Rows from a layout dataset
----------------

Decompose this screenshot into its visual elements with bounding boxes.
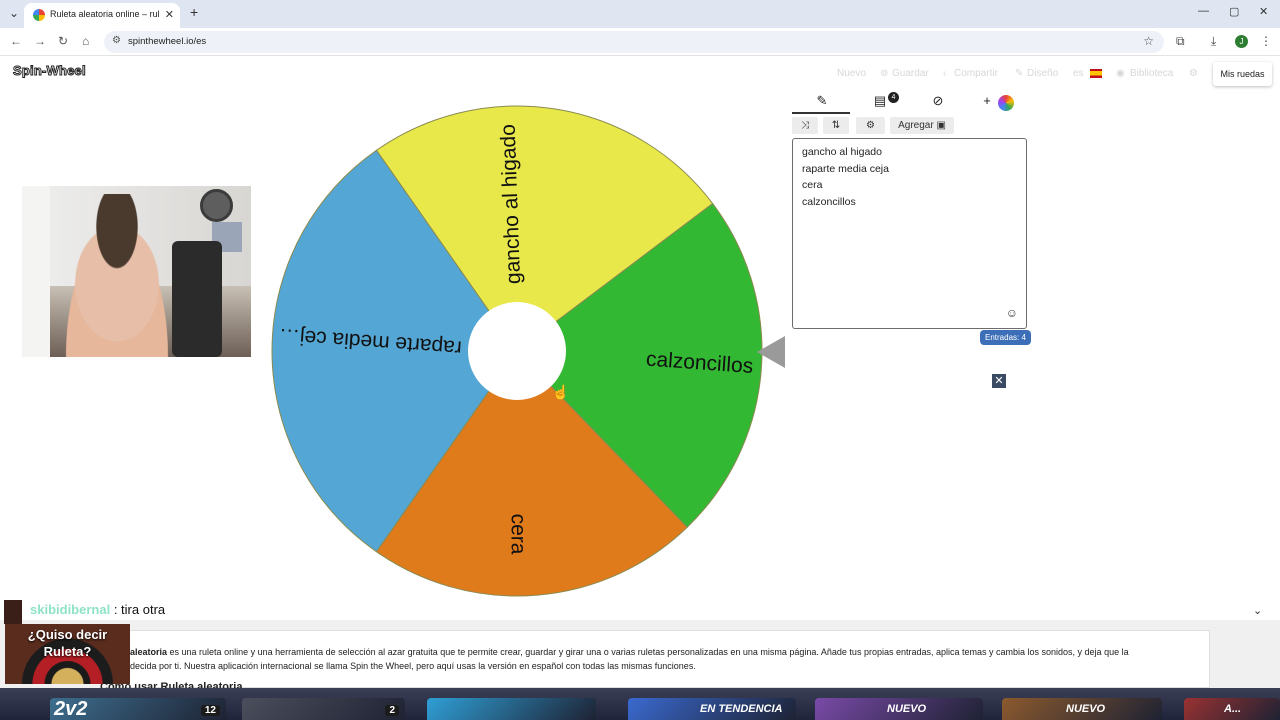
clipboard-badge: 4 bbox=[888, 92, 899, 103]
store-tile-badge: 12 bbox=[200, 705, 220, 716]
chat-text: : tira otra bbox=[113, 602, 166, 617]
share-icon[interactable]: ‹ bbox=[943, 68, 946, 79]
store-tile-label: A... bbox=[1224, 703, 1242, 715]
plus-icon[interactable]: + bbox=[982, 93, 992, 113]
nav-library[interactable]: Biblioteca bbox=[1130, 68, 1173, 79]
add-image-button[interactable]: Agregar ▣ bbox=[890, 117, 954, 134]
spin-wheel[interactable]: gancho al higadocalzoncillosceraraparte … bbox=[250, 98, 785, 603]
nav-language[interactable]: es bbox=[1073, 68, 1084, 79]
overlay-caption: ¿Quiso decir Ruleta? bbox=[27, 627, 108, 659]
spain-flag-icon[interactable] bbox=[1090, 69, 1102, 78]
download-icon[interactable]: ⤓ bbox=[1211, 34, 1216, 49]
add-label: Agregar bbox=[898, 120, 934, 131]
emoji-picker-icon[interactable]: ☺ bbox=[1006, 306, 1018, 320]
design-icon[interactable]: ✎ bbox=[1015, 68, 1023, 79]
reload-icon[interactable]: ↻ bbox=[58, 34, 68, 48]
browser-toolbar: ← → ↻ ⌂ ⚙ spinthewheel.io/es ☆ ⧉ ⤓ ⋮ bbox=[0, 28, 1280, 56]
store-tile[interactable]: A... bbox=[1184, 698, 1280, 720]
nav-new[interactable]: Nuevo bbox=[837, 68, 866, 79]
store-tile-label: EN TENDENCIA bbox=[700, 703, 783, 715]
entry-line: raparte media ceja bbox=[802, 163, 889, 175]
advanced-settings-button[interactable]: ⚙ bbox=[856, 117, 885, 134]
nav-design[interactable]: Diseño bbox=[1027, 68, 1058, 79]
wall-clock bbox=[200, 189, 233, 222]
entries-textarea[interactable]: gancho al higado raparte media ceja cera… bbox=[792, 138, 1027, 329]
profile-avatar[interactable]: J bbox=[1235, 35, 1248, 48]
store-tile-label: NUEVO bbox=[1066, 703, 1106, 715]
hide-eye-icon[interactable]: ⊘ bbox=[928, 93, 948, 113]
entry-line: gancho al higado bbox=[802, 146, 882, 158]
pencil-icon[interactable]: ✎ bbox=[814, 93, 830, 113]
sort-button[interactable]: ⇅ bbox=[823, 117, 849, 134]
description-body-2: decida por ti. Nuestra aplicación intern… bbox=[130, 661, 696, 671]
store-tile[interactable]: NUEVO bbox=[1002, 698, 1162, 720]
chat-username: skibidibernal bbox=[30, 602, 111, 617]
shuffle-button[interactable]: ⤨ bbox=[792, 117, 818, 134]
description-text: aleatoria es una ruleta online y una her… bbox=[130, 645, 1170, 673]
store-tile-label: 2v2 bbox=[54, 698, 88, 720]
minimize-button[interactable]: — bbox=[1198, 5, 1209, 17]
store-tile[interactable]: EN TENDENCIA bbox=[628, 698, 796, 720]
chat-message: skibidibernal : tira otra bbox=[30, 602, 165, 617]
forward-icon[interactable]: → bbox=[34, 34, 46, 48]
tab-title: Ruleta aleatoria online – ruleta bbox=[50, 9, 160, 19]
entries-count-badge: Entradas: 4 bbox=[980, 330, 1031, 345]
nav-save[interactable]: Guardar bbox=[892, 68, 929, 79]
bookmark-star-icon[interactable]: ☆ bbox=[1143, 34, 1154, 48]
clipboard-icon[interactable]: ▤ bbox=[871, 93, 889, 113]
streamer-figure bbox=[52, 194, 182, 357]
store-tile[interactable]: 2v2 12 bbox=[50, 698, 226, 720]
close-icon[interactable]: ✕ bbox=[992, 374, 1006, 388]
store-tile[interactable] bbox=[427, 698, 596, 720]
chat-avatar bbox=[4, 600, 22, 624]
description-bold: aleatoria bbox=[130, 647, 168, 657]
webcam-overlay bbox=[22, 186, 251, 357]
browser-menu-icon[interactable]: ⋮ bbox=[1260, 34, 1272, 48]
entry-line: cera bbox=[802, 179, 823, 191]
address-bar[interactable]: ⚙ spinthewheel.io/es ☆ bbox=[104, 31, 1164, 53]
color-wheel-icon[interactable] bbox=[998, 95, 1014, 111]
my-wheels-button[interactable]: Mis ruedas bbox=[1213, 62, 1272, 86]
active-tab-indicator bbox=[792, 112, 850, 114]
store-tile-label: NUEVO bbox=[887, 703, 927, 715]
nav-share[interactable]: Compartir bbox=[954, 68, 998, 79]
new-tab-button[interactable]: + bbox=[190, 4, 198, 20]
save-icon[interactable]: ⊚ bbox=[880, 68, 888, 79]
settings-gear-icon[interactable]: ⚙ bbox=[1189, 68, 1198, 79]
restore-button[interactable]: ▢ bbox=[1229, 5, 1239, 18]
sort-icon: ⇅ bbox=[831, 120, 841, 131]
store-tile[interactable]: NUEVO bbox=[815, 698, 983, 720]
library-icon[interactable]: ◉ bbox=[1116, 68, 1125, 79]
site-logo[interactable]: Spin-Wheel bbox=[13, 63, 87, 79]
favicon-icon bbox=[33, 9, 45, 21]
tab-close-icon[interactable]: ✕ bbox=[165, 8, 174, 21]
description-body: es una ruleta online y una herramienta d… bbox=[167, 647, 1129, 657]
store-tile-badge: 2 bbox=[385, 705, 399, 716]
entry-line: calzoncillos bbox=[802, 196, 856, 208]
back-icon[interactable]: ← bbox=[10, 34, 22, 48]
tab-search-icon[interactable]: ⌄ bbox=[9, 6, 19, 20]
shuffle-icon: ⤨ bbox=[801, 120, 809, 131]
image-icon: ▣ bbox=[936, 120, 946, 131]
chevron-down-icon[interactable]: ⌄ bbox=[1253, 604, 1262, 617]
browser-tab-bar: ⌄ Ruleta aleatoria online – ruleta ✕ + —… bbox=[0, 0, 1280, 28]
wheel-segment-label: cera bbox=[506, 514, 529, 555]
hand-cursor-icon: ☝ bbox=[552, 384, 570, 400]
url-text[interactable]: spinthewheel.io/es bbox=[128, 36, 206, 47]
wheel-pointer-icon bbox=[757, 336, 785, 368]
browser-tab[interactable]: Ruleta aleatoria online – ruleta ✕ bbox=[24, 3, 180, 28]
site-info-icon[interactable]: ⚙ bbox=[112, 35, 121, 46]
home-icon[interactable]: ⌂ bbox=[82, 34, 89, 48]
extensions-icon[interactable]: ⧉ bbox=[1176, 34, 1185, 49]
gear-icon: ⚙ bbox=[866, 120, 875, 131]
store-tile[interactable]: 2 bbox=[242, 698, 405, 720]
close-window-button[interactable]: ✕ bbox=[1259, 5, 1268, 18]
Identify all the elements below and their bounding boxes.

----------------

WRITTEN REQUEST » Transcribe the listing lines verbatim, starting at the line containing "clipboard-badge: 4 bbox=[888, 92, 899, 103]" and ending with the line containing "store-tile-label: A... bbox=[1224, 703, 1242, 715]", both included.

FINAL ANSWER »
clipboard-badge: 4 bbox=[888, 92, 899, 103]
store-tile-badge: 12 bbox=[200, 705, 220, 716]
chat-text: : tira otra bbox=[113, 602, 166, 617]
share-icon[interactable]: ‹ bbox=[943, 68, 946, 79]
store-tile-label: A... bbox=[1224, 703, 1242, 715]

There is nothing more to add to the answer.